▶ [Task brief]: Leaving out every picture, quote the data below exactly as it appears.

▶ [Records]:
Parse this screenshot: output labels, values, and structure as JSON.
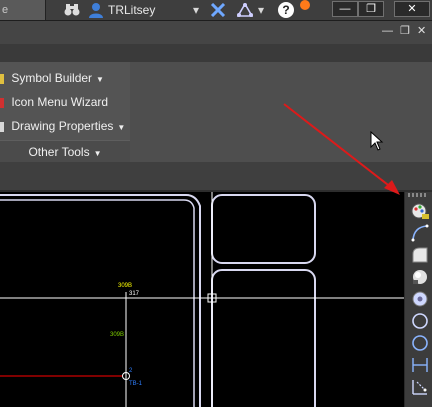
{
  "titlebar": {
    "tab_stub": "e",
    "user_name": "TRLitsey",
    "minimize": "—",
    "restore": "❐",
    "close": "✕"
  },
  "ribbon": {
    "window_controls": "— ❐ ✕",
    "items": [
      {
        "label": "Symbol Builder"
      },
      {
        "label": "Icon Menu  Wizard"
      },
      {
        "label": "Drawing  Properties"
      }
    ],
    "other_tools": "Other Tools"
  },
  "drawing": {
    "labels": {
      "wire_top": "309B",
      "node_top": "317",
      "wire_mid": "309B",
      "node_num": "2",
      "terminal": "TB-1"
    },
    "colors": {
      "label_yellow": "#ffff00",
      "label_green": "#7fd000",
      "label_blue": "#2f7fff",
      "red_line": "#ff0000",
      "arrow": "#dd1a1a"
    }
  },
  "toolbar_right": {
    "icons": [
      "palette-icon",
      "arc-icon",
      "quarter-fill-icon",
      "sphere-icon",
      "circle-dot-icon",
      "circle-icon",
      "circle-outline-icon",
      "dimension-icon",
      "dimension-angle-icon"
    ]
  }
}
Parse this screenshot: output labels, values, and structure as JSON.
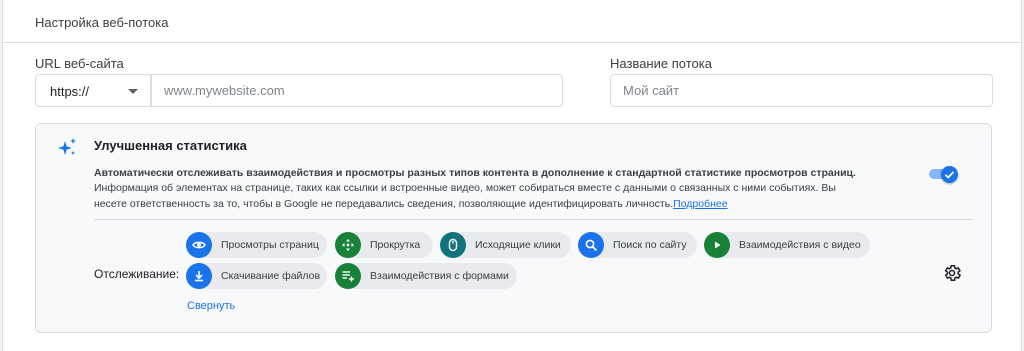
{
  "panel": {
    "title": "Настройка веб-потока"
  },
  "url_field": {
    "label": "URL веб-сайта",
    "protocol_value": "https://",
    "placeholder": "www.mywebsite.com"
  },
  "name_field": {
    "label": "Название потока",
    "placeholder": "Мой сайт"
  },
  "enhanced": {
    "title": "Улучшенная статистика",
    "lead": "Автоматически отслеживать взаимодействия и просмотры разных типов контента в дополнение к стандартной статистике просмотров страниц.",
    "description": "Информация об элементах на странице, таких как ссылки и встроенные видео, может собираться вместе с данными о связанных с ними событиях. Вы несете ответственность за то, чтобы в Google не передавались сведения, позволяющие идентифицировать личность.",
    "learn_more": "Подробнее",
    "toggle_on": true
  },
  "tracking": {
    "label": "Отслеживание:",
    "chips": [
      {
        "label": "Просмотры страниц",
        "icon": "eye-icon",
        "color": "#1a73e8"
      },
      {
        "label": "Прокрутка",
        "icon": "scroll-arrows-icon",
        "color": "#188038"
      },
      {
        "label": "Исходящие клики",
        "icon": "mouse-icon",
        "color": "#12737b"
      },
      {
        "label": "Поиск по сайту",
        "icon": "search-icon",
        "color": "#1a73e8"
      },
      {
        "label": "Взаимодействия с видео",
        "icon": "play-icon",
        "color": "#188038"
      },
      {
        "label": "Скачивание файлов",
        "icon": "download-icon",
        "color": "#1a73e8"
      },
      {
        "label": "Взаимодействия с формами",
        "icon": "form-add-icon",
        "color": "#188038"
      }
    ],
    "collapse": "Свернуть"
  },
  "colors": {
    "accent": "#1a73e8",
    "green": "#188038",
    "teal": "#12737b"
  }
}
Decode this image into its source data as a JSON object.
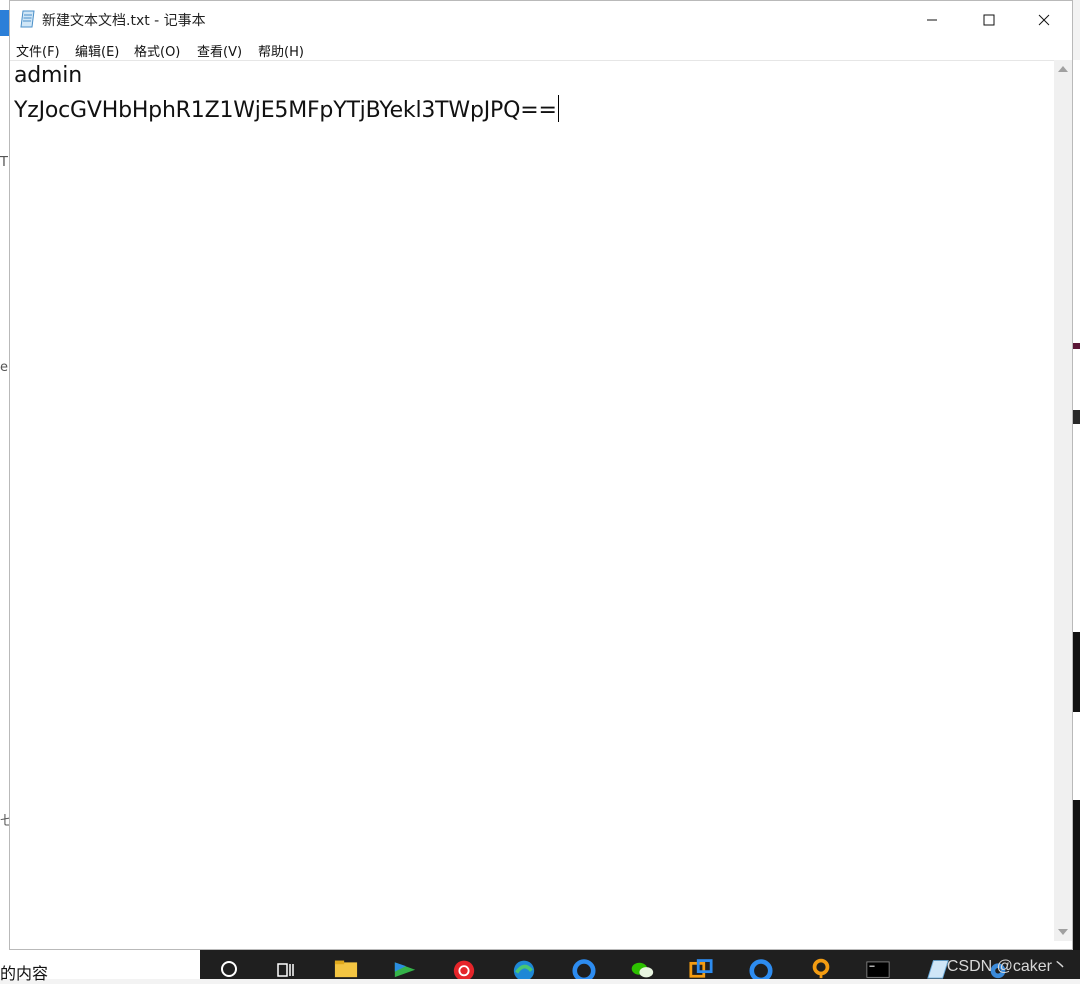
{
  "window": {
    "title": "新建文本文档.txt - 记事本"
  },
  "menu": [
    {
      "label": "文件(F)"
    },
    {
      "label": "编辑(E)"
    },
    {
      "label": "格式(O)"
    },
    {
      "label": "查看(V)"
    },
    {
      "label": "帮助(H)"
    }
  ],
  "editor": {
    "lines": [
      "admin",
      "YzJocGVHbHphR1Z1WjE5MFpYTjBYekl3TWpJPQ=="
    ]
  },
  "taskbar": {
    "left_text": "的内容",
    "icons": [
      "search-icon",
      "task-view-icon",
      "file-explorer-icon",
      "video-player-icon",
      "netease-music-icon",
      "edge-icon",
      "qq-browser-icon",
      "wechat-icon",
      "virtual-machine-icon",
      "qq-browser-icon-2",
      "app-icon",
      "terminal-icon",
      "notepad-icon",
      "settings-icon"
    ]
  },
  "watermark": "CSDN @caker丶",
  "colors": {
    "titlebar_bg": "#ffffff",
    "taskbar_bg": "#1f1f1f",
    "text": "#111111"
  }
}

▶ [Written answer]:
Parse this screenshot: output labels, values, and structure as JSON.
{
  "titlebar": {
    "tab_stub": "e",
    "user_name": "TRLitsey",
    "minimize": "—",
    "restore": "❐",
    "close": "✕"
  },
  "ribbon": {
    "window_controls": "— ❐ ✕",
    "items": [
      {
        "label": "Symbol Builder"
      },
      {
        "label": "Icon Menu  Wizard"
      },
      {
        "label": "Drawing  Properties"
      }
    ],
    "other_tools": "Other Tools"
  },
  "drawing": {
    "labels": {
      "wire_top": "309B",
      "node_top": "317",
      "wire_mid": "309B",
      "node_num": "2",
      "terminal": "TB-1"
    },
    "colors": {
      "label_yellow": "#ffff00",
      "label_green": "#7fd000",
      "label_blue": "#2f7fff",
      "red_line": "#ff0000",
      "arrow": "#dd1a1a"
    }
  },
  "toolbar_right": {
    "icons": [
      "palette-icon",
      "arc-icon",
      "quarter-fill-icon",
      "sphere-icon",
      "circle-dot-icon",
      "circle-icon",
      "circle-outline-icon",
      "dimension-icon",
      "dimension-angle-icon"
    ]
  }
}
Parse this screenshot: output labels, values, and structure as JSON.
{
  "panel": {
    "title": "Настройка веб-потока"
  },
  "url_field": {
    "label": "URL веб-сайта",
    "protocol_value": "https://",
    "placeholder": "www.mywebsite.com"
  },
  "name_field": {
    "label": "Название потока",
    "placeholder": "Мой сайт"
  },
  "enhanced": {
    "title": "Улучшенная статистика",
    "lead": "Автоматически отслеживать взаимодействия и просмотры разных типов контента в дополнение к стандартной статистике просмотров страниц.",
    "description": "Информация об элементах на странице, таких как ссылки и встроенные видео, может собираться вместе с данными о связанных с ними событиях. Вы несете ответственность за то, чтобы в Google не передавались сведения, позволяющие идентифицировать личность.",
    "learn_more": "Подробнее",
    "toggle_on": true
  },
  "tracking": {
    "label": "Отслеживание:",
    "chips": [
      {
        "label": "Просмотры страниц",
        "icon": "eye-icon",
        "color": "#1a73e8"
      },
      {
        "label": "Прокрутка",
        "icon": "scroll-arrows-icon",
        "color": "#188038"
      },
      {
        "label": "Исходящие клики",
        "icon": "mouse-icon",
        "color": "#12737b"
      },
      {
        "label": "Поиск по сайту",
        "icon": "search-icon",
        "color": "#1a73e8"
      },
      {
        "label": "Взаимодействия с видео",
        "icon": "play-icon",
        "color": "#188038"
      },
      {
        "label": "Скачивание файлов",
        "icon": "download-icon",
        "color": "#1a73e8"
      },
      {
        "label": "Взаимодействия с формами",
        "icon": "form-add-icon",
        "color": "#188038"
      }
    ],
    "collapse": "Свернуть"
  },
  "colors": {
    "accent": "#1a73e8",
    "green": "#188038",
    "teal": "#12737b"
  }
}
Decode this image into its source data as a JSON object.
{
  "window": {
    "title": "新建文本文档.txt - 记事本"
  },
  "menu": [
    {
      "label": "文件(F)"
    },
    {
      "label": "编辑(E)"
    },
    {
      "label": "格式(O)"
    },
    {
      "label": "查看(V)"
    },
    {
      "label": "帮助(H)"
    }
  ],
  "editor": {
    "lines": [
      "admin",
      "YzJocGVHbHphR1Z1WjE5MFpYTjBYekl3TWpJPQ=="
    ]
  },
  "taskbar": {
    "left_text": "的内容",
    "icons": [
      "search-icon",
      "task-view-icon",
      "file-explorer-icon",
      "video-player-icon",
      "netease-music-icon",
      "edge-icon",
      "qq-browser-icon",
      "wechat-icon",
      "virtual-machine-icon",
      "qq-browser-icon-2",
      "app-icon",
      "terminal-icon",
      "notepad-icon",
      "settings-icon"
    ]
  },
  "watermark": "CSDN @caker丶",
  "colors": {
    "titlebar_bg": "#ffffff",
    "taskbar_bg": "#1f1f1f",
    "text": "#111111"
  }
}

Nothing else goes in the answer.